BEGIN DATASET CONTENT

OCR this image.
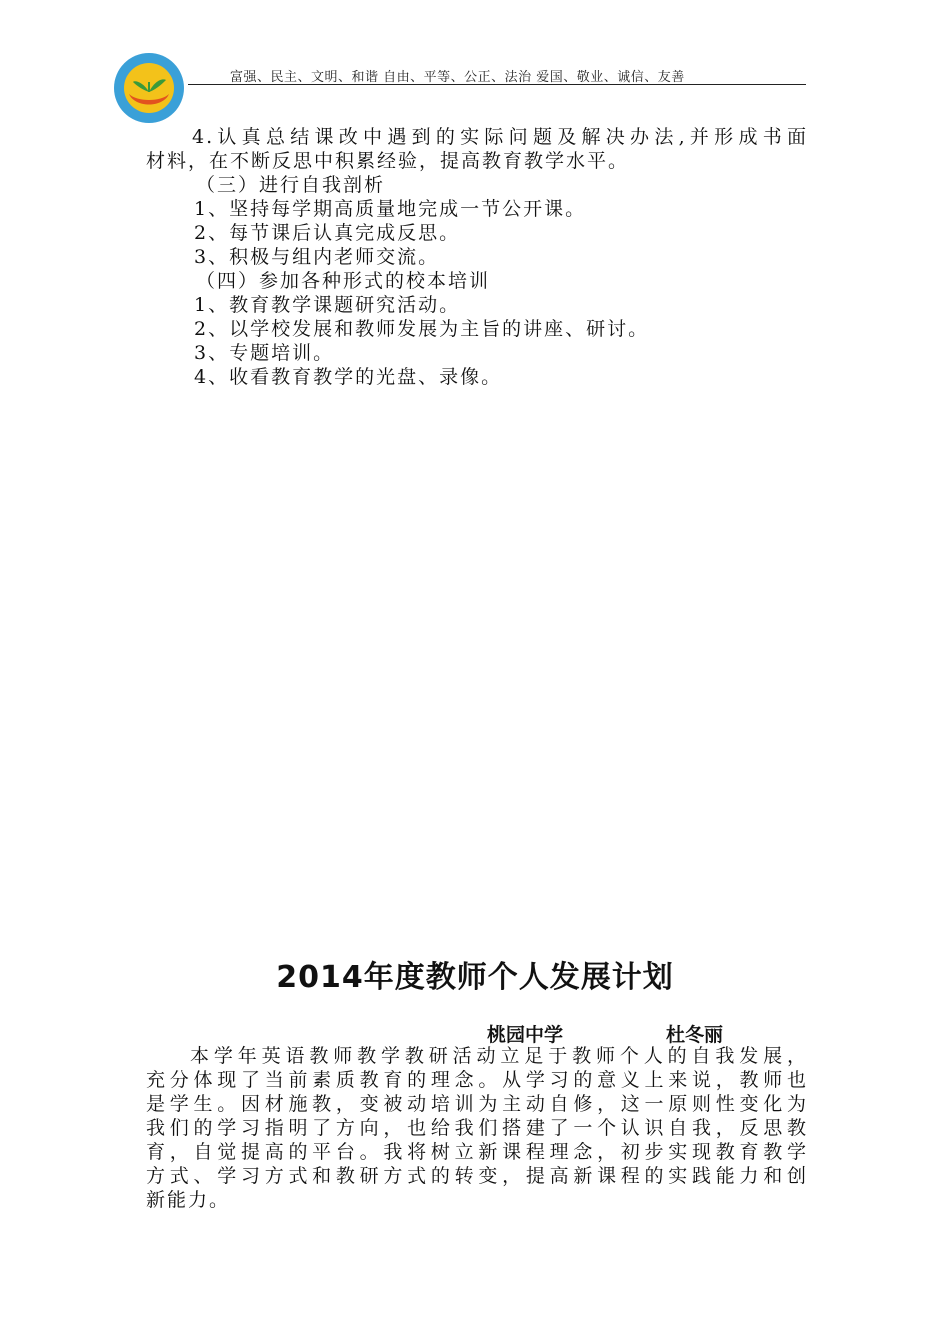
富强、民主、文明、和谐 自由、平等、公正、法治 爱国、敬业、诚信、友善
4.认真总结课改中遇到的实际问题及解决办法,并形成书面
材料，在不断反思中积累经验，提高教育教学水平。
（三）进行自我剖析
1、坚持每学期高质量地完成一节公开课。
2、每节课后认真完成反思。
3、积极与组内老师交流。
（四）参加各种形式的校本培训
1、教育教学课题研究活动。
2、以学校发展和教师发展为主旨的讲座、研讨。
3、专题培训。
4、收看教育教学的光盘、录像。
2014年度教师个人发展计划
桃园中学	杜冬丽
本学年英语教师教学教研活动立足于教师个人的自我发展，
充分体现了当前素质教育的理念。从学习的意义上来说，教师也
是学生。因材施教，变被动培训为主动自修，这一原则性变化为
我们的学习指明了方向，也给我们搭建了一个认识自我，反思教
育，自觉提高的平台。我将树立新课程理念，初步实现教育教学
方式、学习方式和教研方式的转变，提高新课程的实践能力和创
新能力。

END DATASET CONTENT

» **WHAT TO PRODUCE**: Return the listing above unchanged, apart from dropping its pictures.

» **SOLUTION TO THIS EXERCISE**:
OCR this image.
富强、民主、文明、和谐 自由、平等、公正、法治 爱国、敬业、诚信、友善
4.认真总结课改中遇到的实际问题及解决办法,并形成书面
材料，在不断反思中积累经验，提高教育教学水平。
（三）进行自我剖析
1、坚持每学期高质量地完成一节公开课。
2、每节课后认真完成反思。
3、积极与组内老师交流。
（四）参加各种形式的校本培训
1、教育教学课题研究活动。
2、以学校发展和教师发展为主旨的讲座、研讨。
3、专题培训。
4、收看教育教学的光盘、录像。
2014年度教师个人发展计划
桃园中学	杜冬丽
本学年英语教师教学教研活动立足于教师个人的自我发展，
充分体现了当前素质教育的理念。从学习的意义上来说，教师也
是学生。因材施教，变被动培训为主动自修，这一原则性变化为
我们的学习指明了方向，也给我们搭建了一个认识自我，反思教
育，自觉提高的平台。我将树立新课程理念，初步实现教育教学
方式、学习方式和教研方式的转变，提高新课程的实践能力和创
新能力。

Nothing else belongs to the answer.